SET TASK
Each line of the material below that holds the word "into" needs to be copied.

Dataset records
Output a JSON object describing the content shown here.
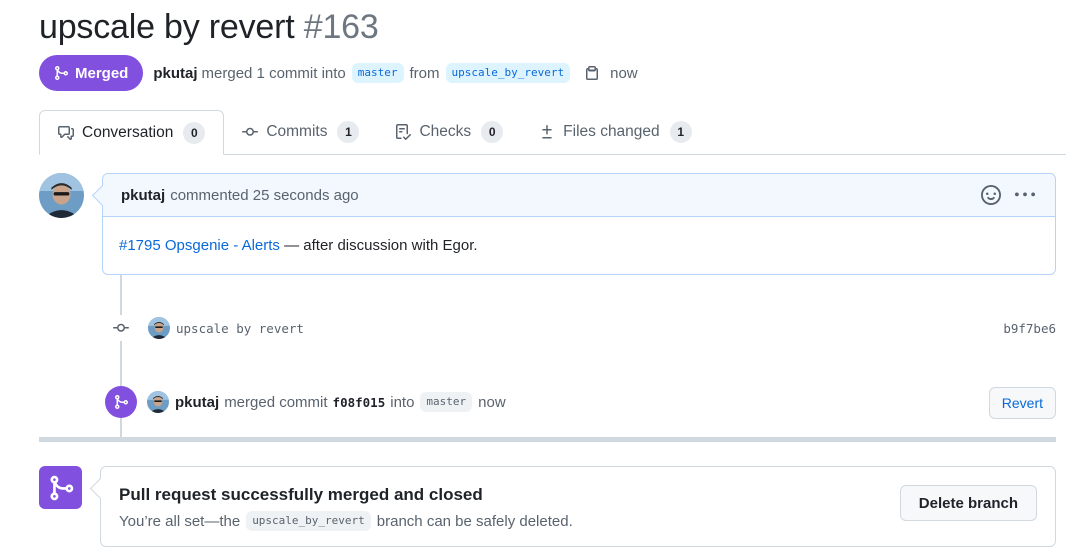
{
  "pr": {
    "title": "upscale by revert",
    "number": "#163",
    "state": "Merged",
    "author": "pkutaj",
    "merge_summary": "merged 1 commit into",
    "base_branch": "master",
    "from_word": "from",
    "head_branch": "upscale_by_revert",
    "time": "now"
  },
  "tabs": [
    {
      "label": "Conversation",
      "count": "0",
      "icon": "comment-discussion-icon"
    },
    {
      "label": "Commits",
      "count": "1",
      "icon": "git-commit-icon"
    },
    {
      "label": "Checks",
      "count": "0",
      "icon": "checklist-icon"
    },
    {
      "label": "Files changed",
      "count": "1",
      "icon": "file-diff-icon"
    }
  ],
  "comment": {
    "author": "pkutaj",
    "action": "commented 25 seconds ago",
    "link_text": "#1795 Opsgenie - Alerts",
    "body_text": " — after discussion with Egor."
  },
  "commit": {
    "message": "upscale by revert",
    "sha": "b9f7be6"
  },
  "merge_event": {
    "author": "pkutaj",
    "text_before": "merged commit",
    "sha": "f08f015",
    "text_into": "into",
    "branch": "master",
    "time": "now",
    "revert_label": "Revert"
  },
  "merge_box": {
    "title": "Pull request successfully merged and closed",
    "sub_before": "You’re all set—the",
    "branch": "upscale_by_revert",
    "sub_after": "branch can be safely deleted.",
    "delete_label": "Delete branch"
  },
  "colors": {
    "merged": "#8250df",
    "link": "#0969da",
    "comment_border": "#b6d4fa"
  }
}
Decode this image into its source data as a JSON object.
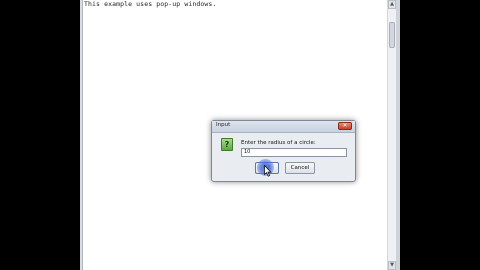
{
  "console": {
    "text": "This example uses pop-up windows."
  },
  "scrollbar": {
    "up_arrow": "▲",
    "down_arrow": "▼"
  },
  "dialog": {
    "title": "Input",
    "close_glyph": "✕",
    "icon_glyph": "?",
    "prompt": "Enter the radius of a circle:",
    "input_value": "10",
    "ok_label": "OK",
    "cancel_label": "Cancel"
  },
  "colors": {
    "background": "#000000",
    "frame": "#ffffff",
    "dialog": "#e9ecf1",
    "question_icon": "#5ca844",
    "click_highlight": "#506edc"
  }
}
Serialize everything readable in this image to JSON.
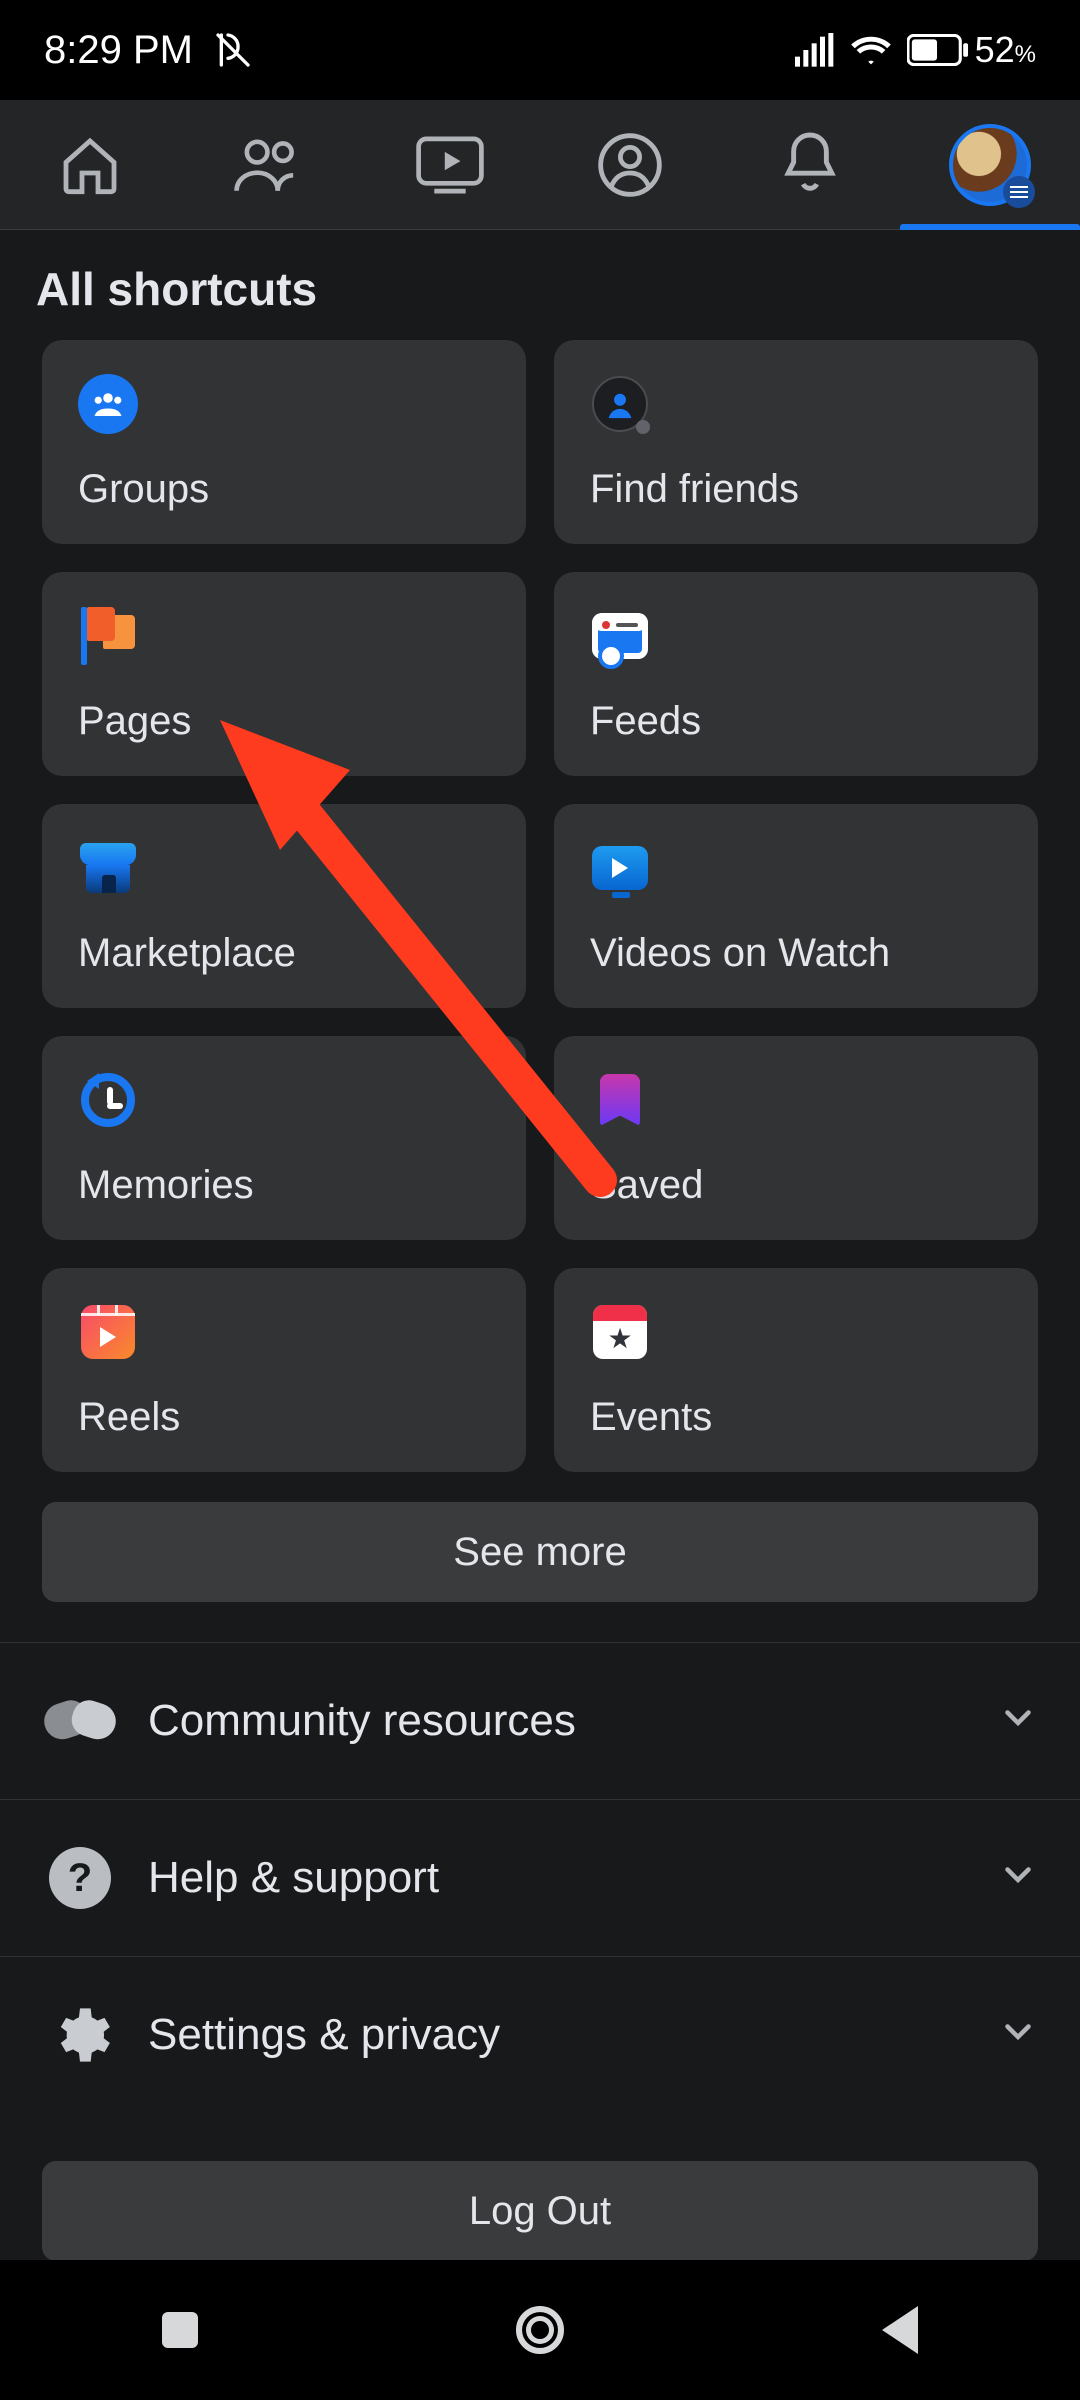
{
  "status": {
    "time": "8:29 PM",
    "battery": "52",
    "battery_suffix": "%"
  },
  "nav": {
    "items": [
      "home",
      "friends",
      "watch",
      "profile",
      "notifications",
      "menu"
    ],
    "active": "menu"
  },
  "section": {
    "title": "All shortcuts"
  },
  "tiles": [
    {
      "key": "groups",
      "label": "Groups"
    },
    {
      "key": "find-friends",
      "label": "Find friends"
    },
    {
      "key": "pages",
      "label": "Pages"
    },
    {
      "key": "feeds",
      "label": "Feeds"
    },
    {
      "key": "marketplace",
      "label": "Marketplace"
    },
    {
      "key": "videos",
      "label": "Videos on Watch"
    },
    {
      "key": "memories",
      "label": "Memories"
    },
    {
      "key": "saved",
      "label": "Saved"
    },
    {
      "key": "reels",
      "label": "Reels"
    },
    {
      "key": "events",
      "label": "Events"
    }
  ],
  "see_more": "See more",
  "rows": [
    {
      "key": "community",
      "label": "Community resources"
    },
    {
      "key": "help",
      "label": "Help & support"
    },
    {
      "key": "settings",
      "label": "Settings & privacy"
    }
  ],
  "logout": "Log Out",
  "annotation": {
    "type": "arrow",
    "target": "pages"
  }
}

FINAL ANSWER
    "merge_summary": "merged 1 commit into",
    "text_into": "into",
Decode this image into its source data as a JSON object.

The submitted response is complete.